**Task requirements**
Extract all lines in the data that contain the word "ユーザーさんこんにちは".

**Data provided**
-- start --
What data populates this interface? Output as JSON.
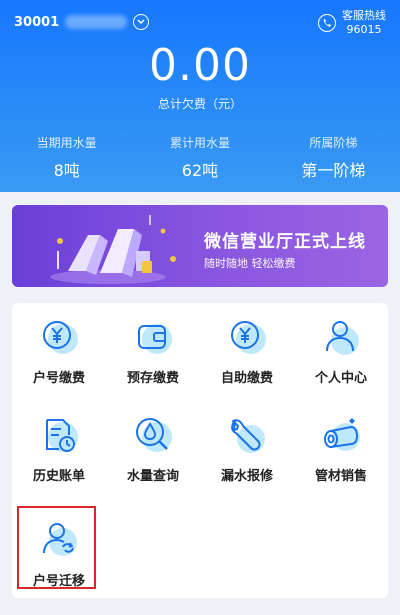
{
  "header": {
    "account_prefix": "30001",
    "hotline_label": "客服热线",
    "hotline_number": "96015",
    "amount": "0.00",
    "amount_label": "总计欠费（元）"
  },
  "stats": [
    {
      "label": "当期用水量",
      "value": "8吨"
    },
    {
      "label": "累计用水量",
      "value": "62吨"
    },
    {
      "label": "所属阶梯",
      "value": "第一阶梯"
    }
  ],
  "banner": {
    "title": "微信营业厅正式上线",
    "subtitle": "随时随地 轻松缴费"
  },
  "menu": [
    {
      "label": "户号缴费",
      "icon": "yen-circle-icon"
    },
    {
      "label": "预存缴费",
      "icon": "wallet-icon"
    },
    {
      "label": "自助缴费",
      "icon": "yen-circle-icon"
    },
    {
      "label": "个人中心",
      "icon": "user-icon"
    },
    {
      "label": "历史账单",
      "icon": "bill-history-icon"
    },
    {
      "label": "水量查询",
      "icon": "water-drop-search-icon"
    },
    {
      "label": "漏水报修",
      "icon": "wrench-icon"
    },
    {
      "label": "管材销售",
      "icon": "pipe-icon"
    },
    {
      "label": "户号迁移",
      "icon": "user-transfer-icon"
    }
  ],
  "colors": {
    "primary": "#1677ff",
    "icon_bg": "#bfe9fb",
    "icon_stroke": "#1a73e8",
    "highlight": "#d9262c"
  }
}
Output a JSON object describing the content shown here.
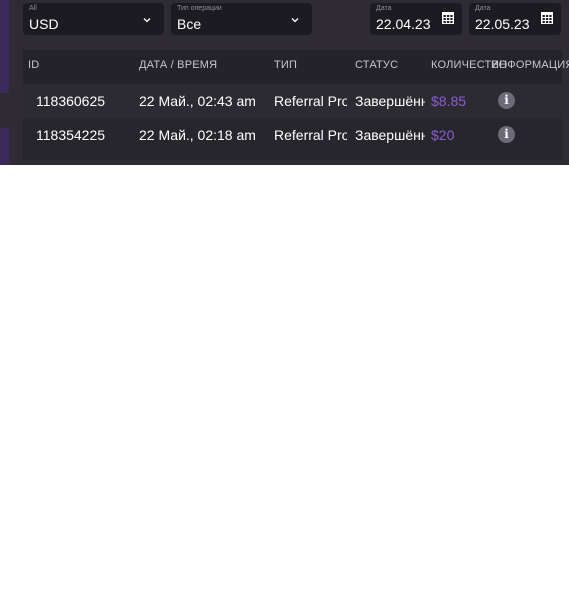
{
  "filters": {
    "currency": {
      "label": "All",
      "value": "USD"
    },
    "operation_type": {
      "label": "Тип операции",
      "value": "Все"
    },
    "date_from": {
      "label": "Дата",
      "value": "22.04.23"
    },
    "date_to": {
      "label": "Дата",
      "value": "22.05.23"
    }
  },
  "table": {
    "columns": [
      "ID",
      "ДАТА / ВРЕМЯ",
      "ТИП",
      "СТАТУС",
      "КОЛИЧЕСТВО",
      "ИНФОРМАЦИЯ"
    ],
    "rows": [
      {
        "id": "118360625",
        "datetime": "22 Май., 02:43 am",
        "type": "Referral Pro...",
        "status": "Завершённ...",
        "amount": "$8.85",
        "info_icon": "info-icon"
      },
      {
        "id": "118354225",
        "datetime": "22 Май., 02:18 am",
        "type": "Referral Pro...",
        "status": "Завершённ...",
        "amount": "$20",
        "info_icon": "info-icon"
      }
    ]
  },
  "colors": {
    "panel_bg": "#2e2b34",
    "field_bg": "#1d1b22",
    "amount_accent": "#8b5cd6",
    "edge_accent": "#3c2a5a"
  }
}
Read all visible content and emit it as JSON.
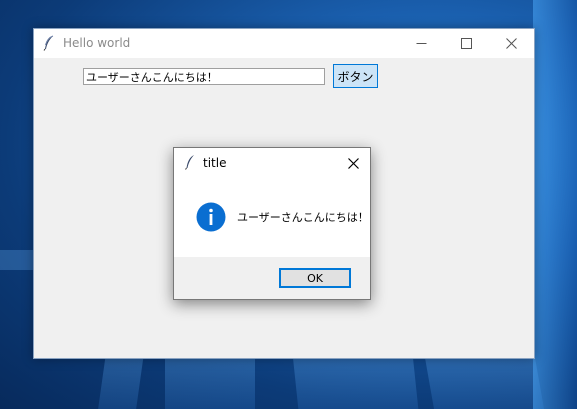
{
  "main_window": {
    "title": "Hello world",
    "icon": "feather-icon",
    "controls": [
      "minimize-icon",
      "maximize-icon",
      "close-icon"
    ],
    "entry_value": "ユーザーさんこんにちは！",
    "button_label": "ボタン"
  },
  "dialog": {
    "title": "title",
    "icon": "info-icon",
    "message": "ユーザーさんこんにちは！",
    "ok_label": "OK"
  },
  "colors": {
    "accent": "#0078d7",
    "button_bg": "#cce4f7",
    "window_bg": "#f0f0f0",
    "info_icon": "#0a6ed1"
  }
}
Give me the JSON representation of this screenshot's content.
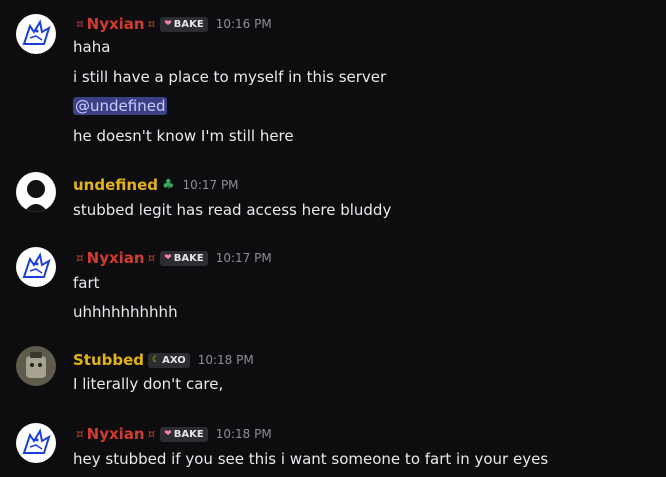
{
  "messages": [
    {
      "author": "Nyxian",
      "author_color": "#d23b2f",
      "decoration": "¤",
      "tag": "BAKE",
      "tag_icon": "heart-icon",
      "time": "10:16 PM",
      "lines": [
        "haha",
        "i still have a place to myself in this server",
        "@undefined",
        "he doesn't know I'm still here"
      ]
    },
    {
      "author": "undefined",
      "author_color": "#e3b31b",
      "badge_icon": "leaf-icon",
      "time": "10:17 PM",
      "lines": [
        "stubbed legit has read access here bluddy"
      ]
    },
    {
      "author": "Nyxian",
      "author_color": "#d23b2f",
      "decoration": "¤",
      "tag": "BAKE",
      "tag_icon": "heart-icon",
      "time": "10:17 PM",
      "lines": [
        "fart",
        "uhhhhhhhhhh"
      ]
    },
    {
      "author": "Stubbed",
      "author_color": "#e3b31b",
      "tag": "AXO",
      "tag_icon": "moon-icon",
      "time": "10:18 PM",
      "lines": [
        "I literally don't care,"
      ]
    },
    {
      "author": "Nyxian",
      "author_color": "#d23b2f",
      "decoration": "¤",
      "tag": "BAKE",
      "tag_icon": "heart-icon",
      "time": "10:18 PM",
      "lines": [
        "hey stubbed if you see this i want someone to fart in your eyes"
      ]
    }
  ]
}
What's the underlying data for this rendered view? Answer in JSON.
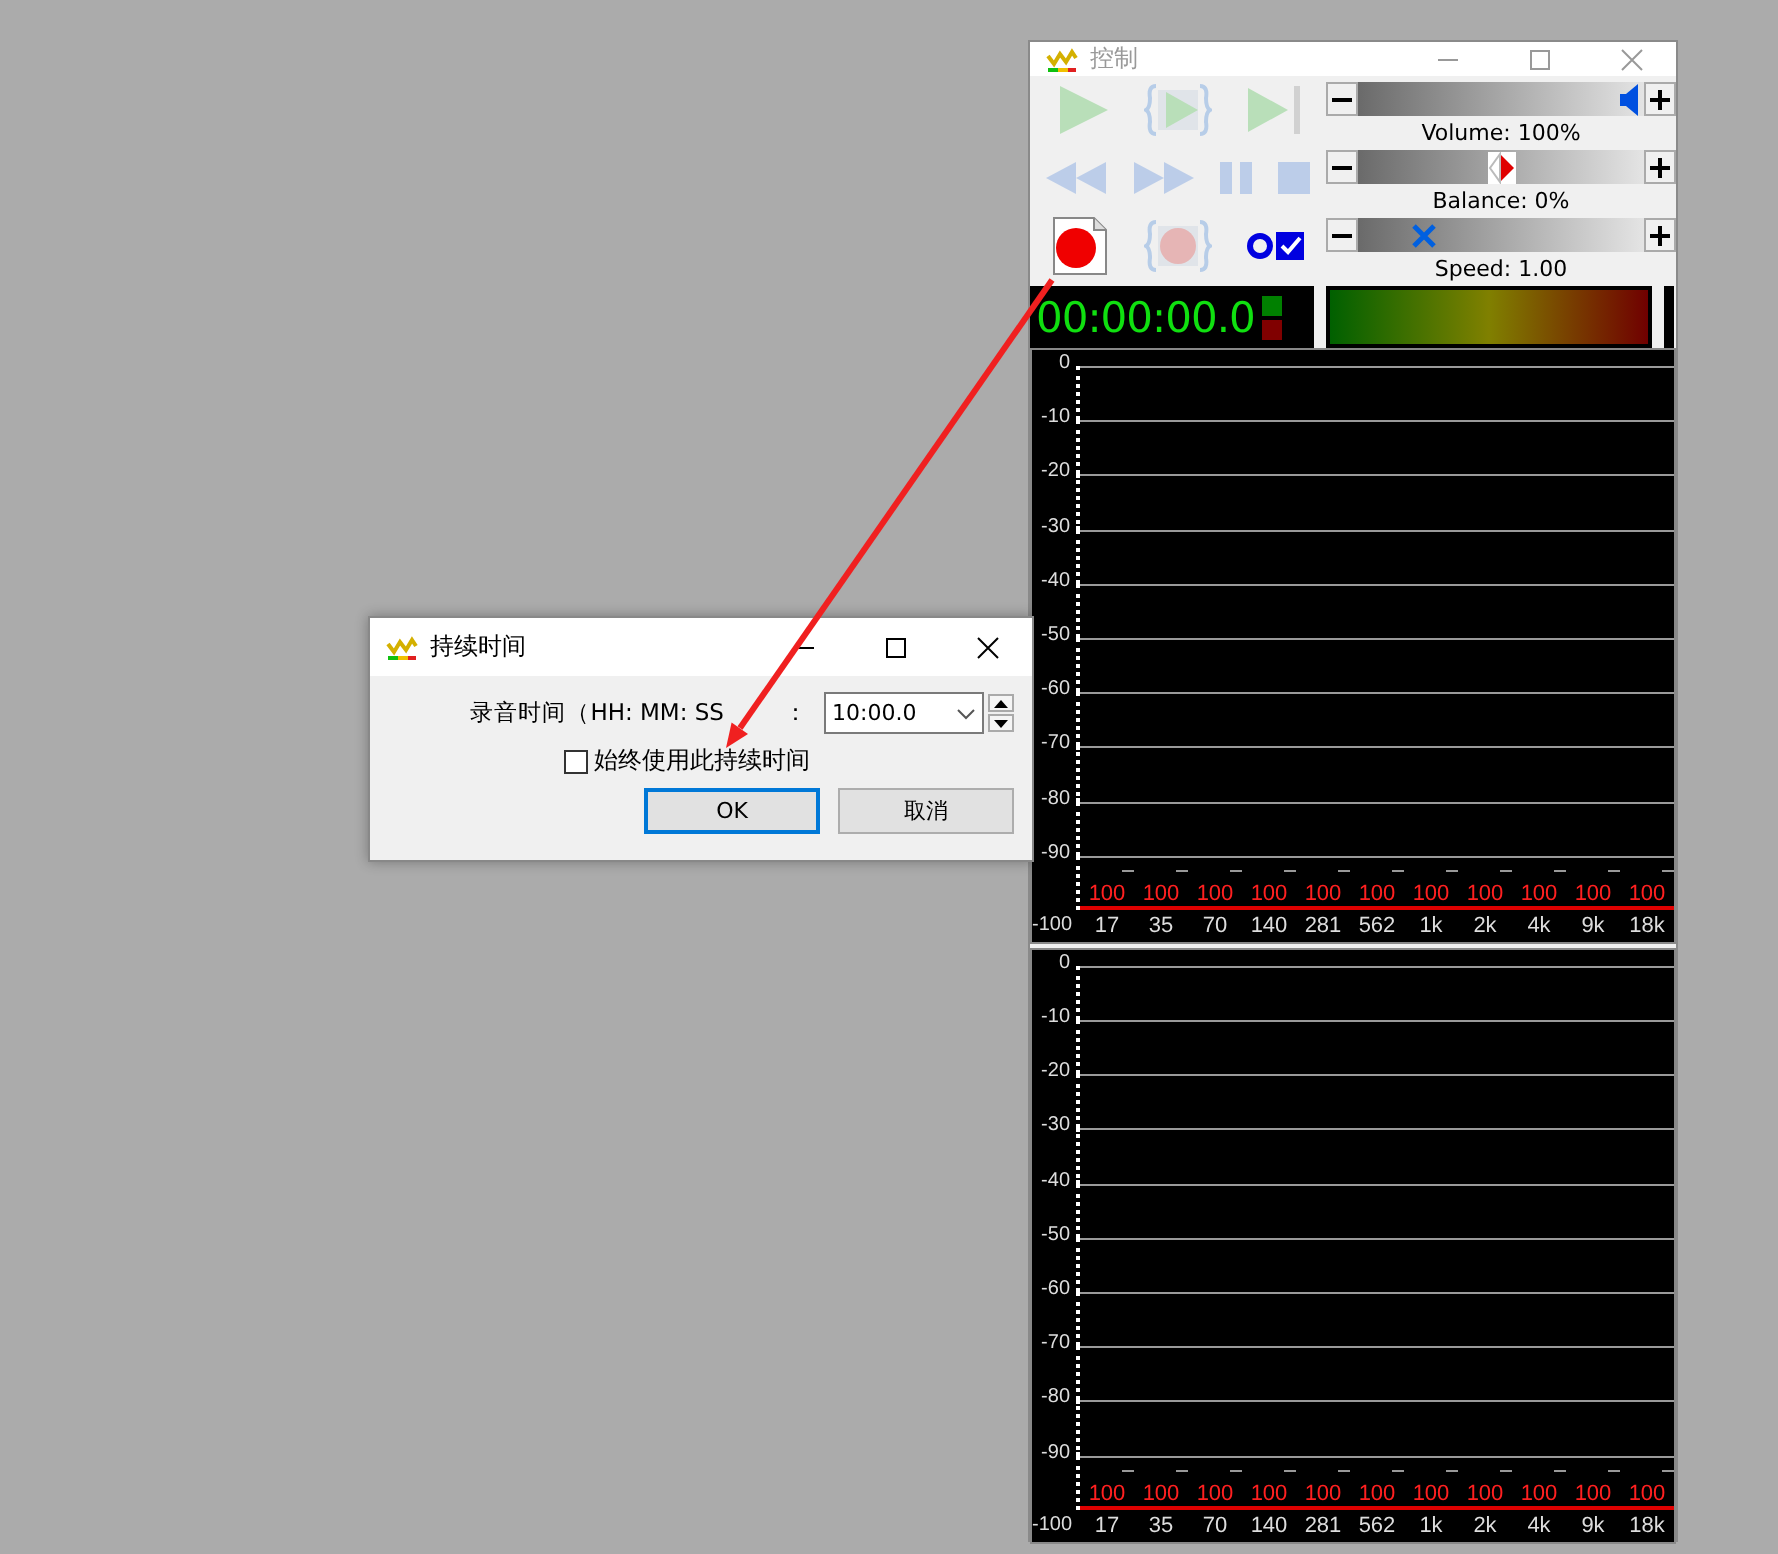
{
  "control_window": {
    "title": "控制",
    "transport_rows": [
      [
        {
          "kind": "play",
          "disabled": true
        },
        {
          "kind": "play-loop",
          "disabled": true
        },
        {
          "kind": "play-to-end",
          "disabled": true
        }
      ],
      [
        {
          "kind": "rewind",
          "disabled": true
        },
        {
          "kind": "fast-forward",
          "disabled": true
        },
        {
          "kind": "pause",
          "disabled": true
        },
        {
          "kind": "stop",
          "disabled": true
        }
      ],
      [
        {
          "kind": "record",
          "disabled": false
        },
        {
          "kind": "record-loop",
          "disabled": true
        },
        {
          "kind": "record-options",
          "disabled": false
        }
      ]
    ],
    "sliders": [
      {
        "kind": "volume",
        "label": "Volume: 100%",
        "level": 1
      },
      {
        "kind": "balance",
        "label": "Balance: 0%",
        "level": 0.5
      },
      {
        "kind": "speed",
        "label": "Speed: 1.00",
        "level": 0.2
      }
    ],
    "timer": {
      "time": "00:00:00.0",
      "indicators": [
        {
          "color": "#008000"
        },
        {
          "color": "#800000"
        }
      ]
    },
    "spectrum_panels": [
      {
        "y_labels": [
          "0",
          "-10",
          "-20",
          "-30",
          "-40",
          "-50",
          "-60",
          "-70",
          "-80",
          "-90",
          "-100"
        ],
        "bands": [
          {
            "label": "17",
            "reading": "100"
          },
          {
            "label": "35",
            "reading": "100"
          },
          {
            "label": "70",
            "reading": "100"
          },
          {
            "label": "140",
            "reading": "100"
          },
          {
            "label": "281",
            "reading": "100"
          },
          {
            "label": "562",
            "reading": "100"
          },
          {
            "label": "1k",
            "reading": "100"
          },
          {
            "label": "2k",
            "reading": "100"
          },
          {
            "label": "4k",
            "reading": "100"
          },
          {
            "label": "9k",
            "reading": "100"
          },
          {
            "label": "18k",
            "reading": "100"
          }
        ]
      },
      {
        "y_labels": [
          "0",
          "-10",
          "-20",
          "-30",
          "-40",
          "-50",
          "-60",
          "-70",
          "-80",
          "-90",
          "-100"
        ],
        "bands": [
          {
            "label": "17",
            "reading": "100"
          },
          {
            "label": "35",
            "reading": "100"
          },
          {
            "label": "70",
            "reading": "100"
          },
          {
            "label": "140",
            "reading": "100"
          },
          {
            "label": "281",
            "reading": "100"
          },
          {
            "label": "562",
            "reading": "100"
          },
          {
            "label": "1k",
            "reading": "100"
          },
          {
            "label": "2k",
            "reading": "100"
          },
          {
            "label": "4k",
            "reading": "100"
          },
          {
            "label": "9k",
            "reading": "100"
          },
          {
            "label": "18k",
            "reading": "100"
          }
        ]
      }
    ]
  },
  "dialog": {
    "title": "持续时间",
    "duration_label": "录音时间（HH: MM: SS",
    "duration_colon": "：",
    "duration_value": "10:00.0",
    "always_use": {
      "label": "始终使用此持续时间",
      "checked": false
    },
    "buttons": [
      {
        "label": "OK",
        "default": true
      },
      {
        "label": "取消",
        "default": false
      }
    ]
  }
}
-- end --
**Solution to this exercise**
    "entry_value": "ユーザーさんこんにちは！",
    "message": "ユーザーさんこんにちは！",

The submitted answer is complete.